Entries from a dataset:
----
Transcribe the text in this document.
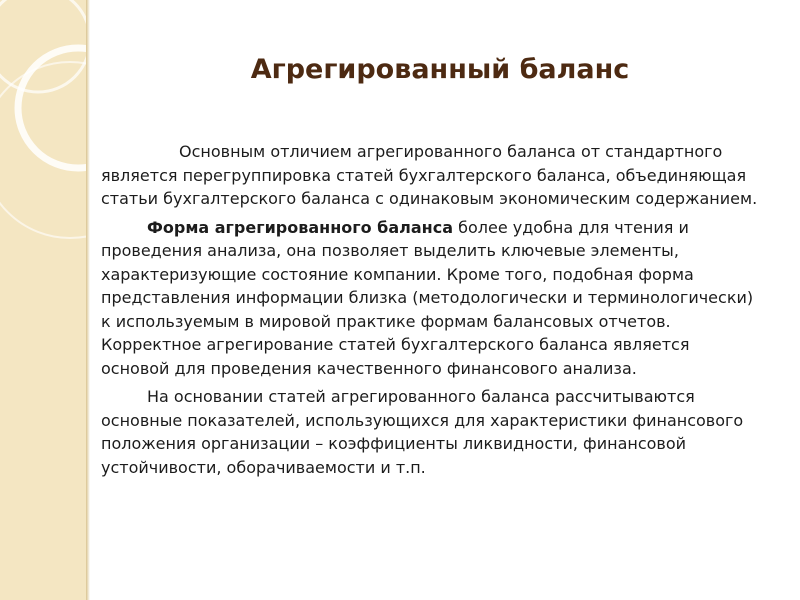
Агрегированный баланс

Основным отличием агрегированного баланса от стандартного является перегруппировка статей бухгалтерского баланса, объединяющая статьи бухгалтерского баланса с одинаковым экономическим содержанием.

Форма агрегированного баланса более удобна для чтения и проведения анализа, она позволяет выделить ключевые элементы, характеризующие состояние компании. Кроме того, подобная форма представления информации близка (методологически и терминологически) к используемым в мировой практике формам балансовых отчетов. Корректное агрегирование статей бухгалтерского баланса является основой для проведения качественного финансового анализа.

На основании статей агрегированного баланса рассчитываются основные показателей, использующихся для характеристики финансового положения организации – коэффициенты ликвидности, финансовой устойчивости, оборачиваемости и т.п.
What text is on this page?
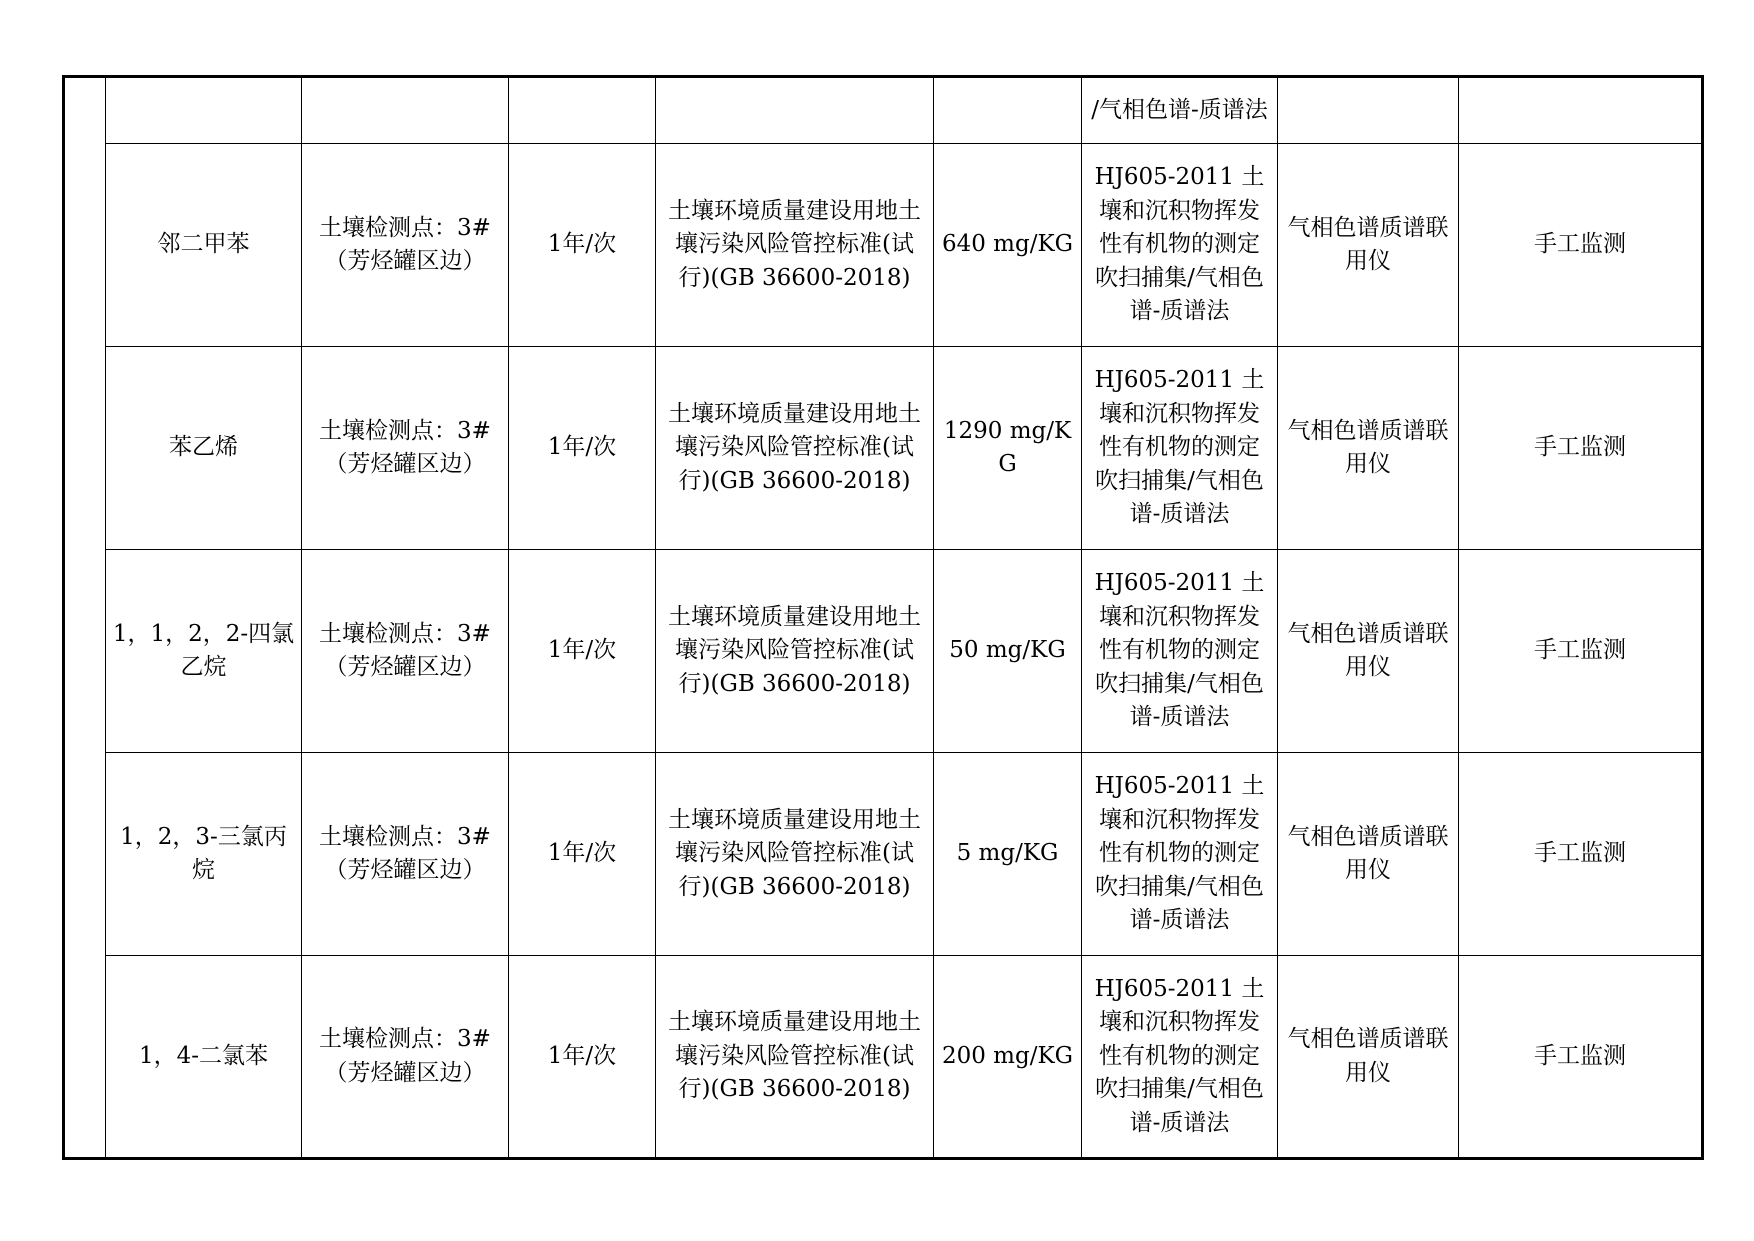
						/气相色谱-质谱法		

	邻二甲苯	土壤检测点：3#（芳烃罐区边）	1年/次	土壤环境质量建设用地土壤污染风险管控标准(试行)(GB 36600-2018)	640 mg/KG	HJ605-2011 土壤和沉积物挥发性有机物的测定吹扫捕集/气相色谱-质谱法	气相色谱质谱联用仪	手工监测

	苯乙烯	土壤检测点：3#（芳烃罐区边）	1年/次	土壤环境质量建设用地土壤污染风险管控标准(试行)(GB 36600-2018)	1290 mg/KG	HJ605-2011 土壤和沉积物挥发性有机物的测定吹扫捕集/气相色谱-质谱法	气相色谱质谱联用仪	手工监测

	1，1，2，2-四氯乙烷	土壤检测点：3#（芳烃罐区边）	1年/次	土壤环境质量建设用地土壤污染风险管控标准(试行)(GB 36600-2018)	50 mg/KG	HJ605-2011 土壤和沉积物挥发性有机物的测定吹扫捕集/气相色谱-质谱法	气相色谱质谱联用仪	手工监测

	1，2，3-三氯丙烷	土壤检测点：3#（芳烃罐区边）	1年/次	土壤环境质量建设用地土壤污染风险管控标准(试行)(GB 36600-2018)	5 mg/KG	HJ605-2011 土壤和沉积物挥发性有机物的测定吹扫捕集/气相色谱-质谱法	气相色谱质谱联用仪	手工监测

	1，4-二氯苯	土壤检测点：3#（芳烃罐区边）	1年/次	土壤环境质量建设用地土壤污染风险管控标准(试行)(GB 36600-2018)	200 mg/KG	HJ605-2011 土壤和沉积物挥发性有机物的测定吹扫捕集/气相色谱-质谱法	气相色谱质谱联用仪	手工监测
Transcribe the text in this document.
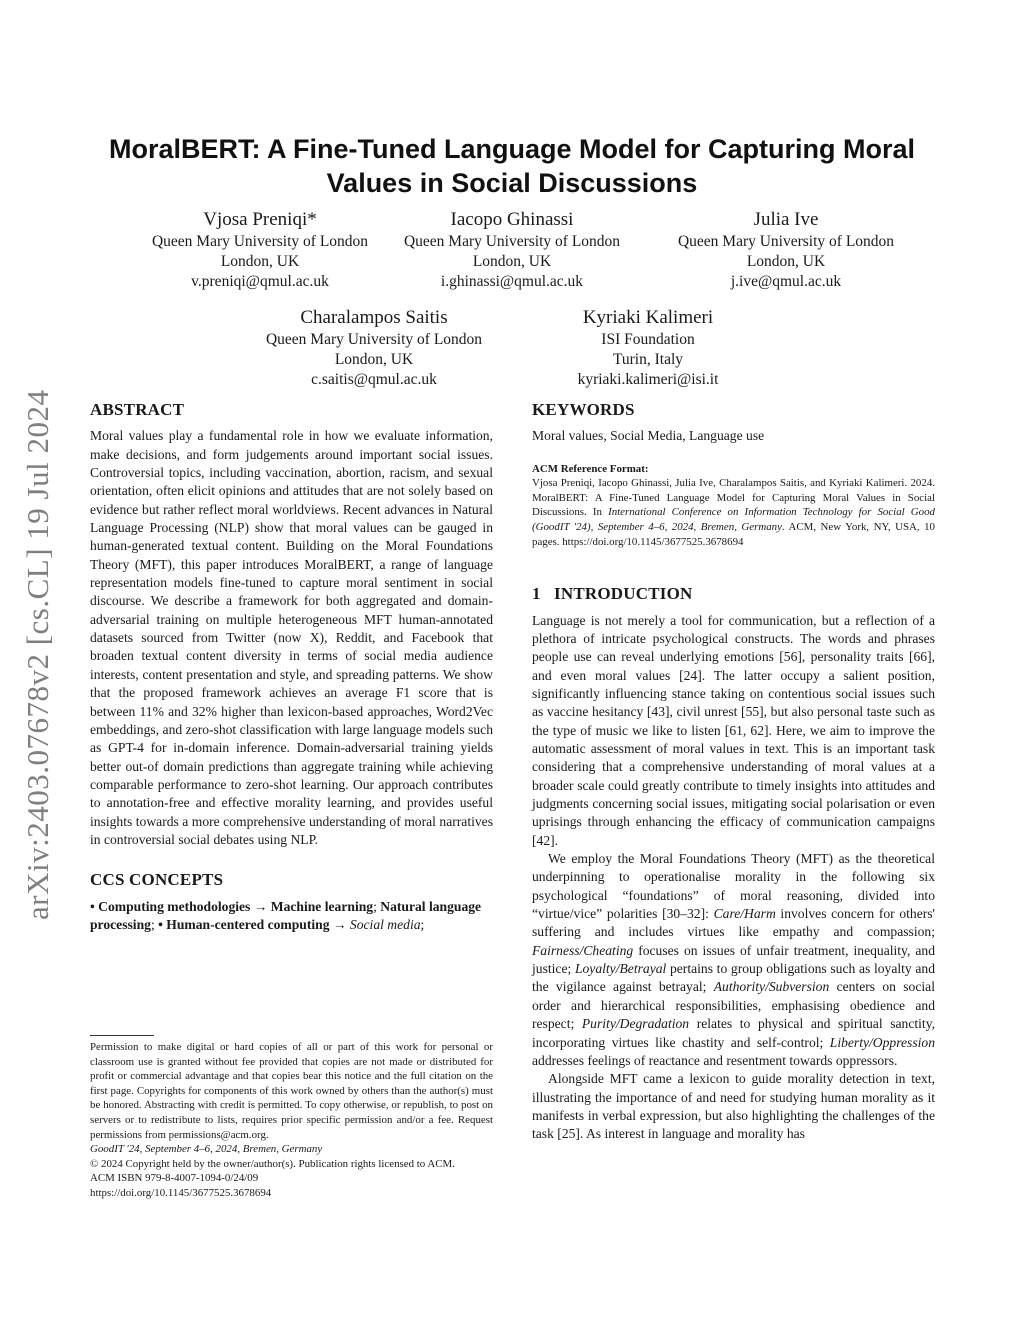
arXiv:2403.07678v2 [cs.CL] 19 Jul 2024
MoralBERT: A Fine-Tuned Language Model for Capturing Moral Values in Social Discussions
Vjosa Preniqi*
Queen Mary University of London
London, UK
v.preniqi@qmul.ac.uk
Iacopo Ghinassi
Queen Mary University of London
London, UK
i.ghinassi@qmul.ac.uk
Julia Ive
Queen Mary University of London
London, UK
j.ive@qmul.ac.uk
Charalampos Saitis
Queen Mary University of London
London, UK
c.saitis@qmul.ac.uk
Kyriaki Kalimeri
ISI Foundation
Turin, Italy
kyriaki.kalimeri@isi.it
ABSTRACT

Moral values play a fundamental role in how we evaluate information, make decisions, and form judgements around important social issues. Controversial topics, including vaccination, abortion, racism, and sexual orientation, often elicit opinions and attitudes that are not solely based on evidence but rather reflect moral worldviews. Recent advances in Natural Language Processing (NLP) show that moral values can be gauged in human-generated textual content. Building on the Moral Foundations Theory (MFT), this paper introduces MoralBERT, a range of language representation models fine-tuned to capture moral sentiment in social discourse. We describe a framework for both aggregated and domain-adversarial training on multiple heterogeneous MFT human-annotated datasets sourced from Twitter (now X), Reddit, and Facebook that broaden textual content diversity in terms of social media audience interests, content presentation and style, and spreading patterns. We show that the proposed framework achieves an average F1 score that is between 11% and 32% higher than lexicon-based approaches, Word2Vec embeddings, and zero-shot classification with large language models such as GPT-4 for in-domain inference. Domain-adversarial training yields better out-of domain predictions than aggregate training while achieving comparable performance to zero-shot learning. Our approach contributes to annotation-free and effective morality learning, and provides useful insights towards a more comprehensive understanding of moral narratives in controversial social debates using NLP.

CCS CONCEPTS

• Computing methodologies → Machine learning; Natural language processing; • Human-centered computing → Social media;

Permission to make digital or hard copies of all or part of this work for personal or classroom use is granted without fee provided that copies are not made or distributed for profit or commercial advantage and that copies bear this notice and the full citation on the first page. Copyrights for components of this work owned by others than the author(s) must be honored. Abstracting with credit is permitted. To copy otherwise, or republish, to post on servers or to redistribute to lists, requires prior specific permission and/or a fee. Request permissions from permissions@acm.org.

GoodIT '24, September 4–6, 2024, Bremen, Germany

© 2024 Copyright held by the owner/author(s). Publication rights licensed to ACM.

ACM ISBN 979-8-4007-1094-0/24/09

https://doi.org/10.1145/3677525.3678694

KEYWORDS

Moral values, Social Media, Language use

ACM Reference Format:

Vjosa Preniqi, Iacopo Ghinassi, Julia Ive, Charalampos Saitis, and Kyriaki Kalimeri. 2024. MoralBERT: A Fine-Tuned Language Model for Capturing Moral Values in Social Discussions. In International Conference on Information Technology for Social Good (GoodIT '24), September 4–6, 2024, Bremen, Germany. ACM, New York, NY, USA, 10 pages. https://doi.org/10.1145/3677525.3678694

1   INTRODUCTION

Language is not merely a tool for communication, but a reflection of a plethora of intricate psychological constructs. The words and phrases people use can reveal underlying emotions [56], personality traits [66], and even moral values [24]. The latter occupy a salient position, significantly influencing stance taking on contentious social issues such as vaccine hesitancy [43], civil unrest [55], but also personal taste such as the type of music we like to listen [61, 62]. Here, we aim to improve the automatic assessment of moral values in text. This is an important task considering that a comprehensive understanding of moral values at a broader scale could greatly contribute to timely insights into attitudes and judgments concerning social issues, mitigating social polarisation or even uprisings through enhancing the efficacy of communication campaigns [42].

We employ the Moral Foundations Theory (MFT) as the theoretical underpinning to operationalise morality in the following six psychological “foundations” of moral reasoning, divided into “virtue/vice” polarities [30–32]: Care/Harm involves concern for others' suffering and includes virtues like empathy and compassion; Fairness/Cheating focuses on issues of unfair treatment, inequality, and justice; Loyalty/Betrayal pertains to group obligations such as loyalty and the vigilance against betrayal; Authority/Subversion centers on social order and hierarchical responsibilities, emphasising obedience and respect; Purity/Degradation relates to physical and spiritual sanctity, incorporating virtues like chastity and self-control; Liberty/Oppression addresses feelings of reactance and resentment towards oppressors.

Alongside MFT came a lexicon to guide morality detection in text, illustrating the importance of and need for studying human morality as it manifests in verbal expression, but also highlighting the challenges of the task [25]. As interest in language and morality has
----
WORK TO COMPLETE: Do not copy the pictures, but repeat every line exactly.

TASK OUTPUT:
Transcribe the text in this document.
Агрегированный баланс

Основным отличием агрегированного баланса от стандартного является перегруппировка статей бухгалтерского баланса, объединяющая статьи бухгалтерского баланса с одинаковым экономическим содержанием.

Форма агрегированного баланса более удобна для чтения и проведения анализа, она позволяет выделить ключевые элементы, характеризующие состояние компании. Кроме того, подобная форма представления информации близка (методологически и терминологически) к используемым в мировой практике формам балансовых отчетов. Корректное агрегирование статей бухгалтерского баланса является основой для проведения качественного финансового анализа.

На основании статей агрегированного баланса рассчитываются основные показателей, использующихся для характеристики финансового положения организации – коэффициенты ликвидности, финансовой устойчивости, оборачиваемости и т.п.
What text is on this page?
						/气相色谱-质谱法		

	邻二甲苯	土壤检测点：3#（芳烃罐区边）	1年/次	土壤环境质量建设用地土壤污染风险管控标准(试行)(GB 36600-2018)	640 mg/KG	HJ605-2011 土壤和沉积物挥发性有机物的测定吹扫捕集/气相色谱-质谱法	气相色谱质谱联用仪	手工监测

	苯乙烯	土壤检测点：3#（芳烃罐区边）	1年/次	土壤环境质量建设用地土壤污染风险管控标准(试行)(GB 36600-2018)	1290 mg/KG	HJ605-2011 土壤和沉积物挥发性有机物的测定吹扫捕集/气相色谱-质谱法	气相色谱质谱联用仪	手工监测

	1，1，2，2-四氯乙烷	土壤检测点：3#（芳烃罐区边）	1年/次	土壤环境质量建设用地土壤污染风险管控标准(试行)(GB 36600-2018)	50 mg/KG	HJ605-2011 土壤和沉积物挥发性有机物的测定吹扫捕集/气相色谱-质谱法	气相色谱质谱联用仪	手工监测

	1，2，3-三氯丙烷	土壤检测点：3#（芳烃罐区边）	1年/次	土壤环境质量建设用地土壤污染风险管控标准(试行)(GB 36600-2018)	5 mg/KG	HJ605-2011 土壤和沉积物挥发性有机物的测定吹扫捕集/气相色谱-质谱法	气相色谱质谱联用仪	手工监测

	1，4-二氯苯	土壤检测点：3#（芳烃罐区边）	1年/次	土壤环境质量建设用地土壤污染风险管控标准(试行)(GB 36600-2018)	200 mg/KG	HJ605-2011 土壤和沉积物挥发性有机物的测定吹扫捕集/气相色谱-质谱法	气相色谱质谱联用仪	手工监测
Transcribe the text in this document.
arXiv:2403.07678v2 [cs.CL] 19 Jul 2024
MoralBERT: A Fine-Tuned Language Model for Capturing Moral Values in Social Discussions
Vjosa Preniqi*
Queen Mary University of London
London, UK
v.preniqi@qmul.ac.uk
Iacopo Ghinassi
Queen Mary University of London
London, UK
i.ghinassi@qmul.ac.uk
Julia Ive
Queen Mary University of London
London, UK
j.ive@qmul.ac.uk
Charalampos Saitis
Queen Mary University of London
London, UK
c.saitis@qmul.ac.uk
Kyriaki Kalimeri
ISI Foundation
Turin, Italy
kyriaki.kalimeri@isi.it
ABSTRACT

Moral values play a fundamental role in how we evaluate information, make decisions, and form judgements around important social issues. Controversial topics, including vaccination, abortion, racism, and sexual orientation, often elicit opinions and attitudes that are not solely based on evidence but rather reflect moral worldviews. Recent advances in Natural Language Processing (NLP) show that moral values can be gauged in human-generated textual content. Building on the Moral Foundations Theory (MFT), this paper introduces MoralBERT, a range of language representation models fine-tuned to capture moral sentiment in social discourse. We describe a framework for both aggregated and domain-adversarial training on multiple heterogeneous MFT human-annotated datasets sourced from Twitter (now X), Reddit, and Facebook that broaden textual content diversity in terms of social media audience interests, content presentation and style, and spreading patterns. We show that the proposed framework achieves an average F1 score that is between 11% and 32% higher than lexicon-based approaches, Word2Vec embeddings, and zero-shot classification with large language models such as GPT-4 for in-domain inference. Domain-adversarial training yields better out-of domain predictions than aggregate training while achieving comparable performance to zero-shot learning. Our approach contributes to annotation-free and effective morality learning, and provides useful insights towards a more comprehensive understanding of moral narratives in controversial social debates using NLP.

CCS CONCEPTS

• Computing methodologies → Machine learning; Natural language processing; • Human-centered computing → Social media;

Permission to make digital or hard copies of all or part of this work for personal or classroom use is granted without fee provided that copies are not made or distributed for profit or commercial advantage and that copies bear this notice and the full citation on the first page. Copyrights for components of this work owned by others than the author(s) must be honored. Abstracting with credit is permitted. To copy otherwise, or republish, to post on servers or to redistribute to lists, requires prior specific permission and/or a fee. Request permissions from permissions@acm.org.

GoodIT '24, September 4–6, 2024, Bremen, Germany

© 2024 Copyright held by the owner/author(s). Publication rights licensed to ACM.

ACM ISBN 979-8-4007-1094-0/24/09

https://doi.org/10.1145/3677525.3678694

KEYWORDS

Moral values, Social Media, Language use

ACM Reference Format:

Vjosa Preniqi, Iacopo Ghinassi, Julia Ive, Charalampos Saitis, and Kyriaki Kalimeri. 2024. MoralBERT: A Fine-Tuned Language Model for Capturing Moral Values in Social Discussions. In International Conference on Information Technology for Social Good (GoodIT '24), September 4–6, 2024, Bremen, Germany. ACM, New York, NY, USA, 10 pages. https://doi.org/10.1145/3677525.3678694

1   INTRODUCTION

Language is not merely a tool for communication, but a reflection of a plethora of intricate psychological constructs. The words and phrases people use can reveal underlying emotions [56], personality traits [66], and even moral values [24]. The latter occupy a salient position, significantly influencing stance taking on contentious social issues such as vaccine hesitancy [43], civil unrest [55], but also personal taste such as the type of music we like to listen [61, 62]. Here, we aim to improve the automatic assessment of moral values in text. This is an important task considering that a comprehensive understanding of moral values at a broader scale could greatly contribute to timely insights into attitudes and judgments concerning social issues, mitigating social polarisation or even uprisings through enhancing the efficacy of communication campaigns [42].

We employ the Moral Foundations Theory (MFT) as the theoretical underpinning to operationalise morality in the following six psychological “foundations” of moral reasoning, divided into “virtue/vice” polarities [30–32]: Care/Harm involves concern for others' suffering and includes virtues like empathy and compassion; Fairness/Cheating focuses on issues of unfair treatment, inequality, and justice; Loyalty/Betrayal pertains to group obligations such as loyalty and the vigilance against betrayal; Authority/Subversion centers on social order and hierarchical responsibilities, emphasising obedience and respect; Purity/Degradation relates to physical and spiritual sanctity, incorporating virtues like chastity and self-control; Liberty/Oppression addresses feelings of reactance and resentment towards oppressors.

Alongside MFT came a lexicon to guide morality detection in text, illustrating the importance of and need for studying human morality as it manifests in verbal expression, but also highlighting the challenges of the task [25]. As interest in language and morality has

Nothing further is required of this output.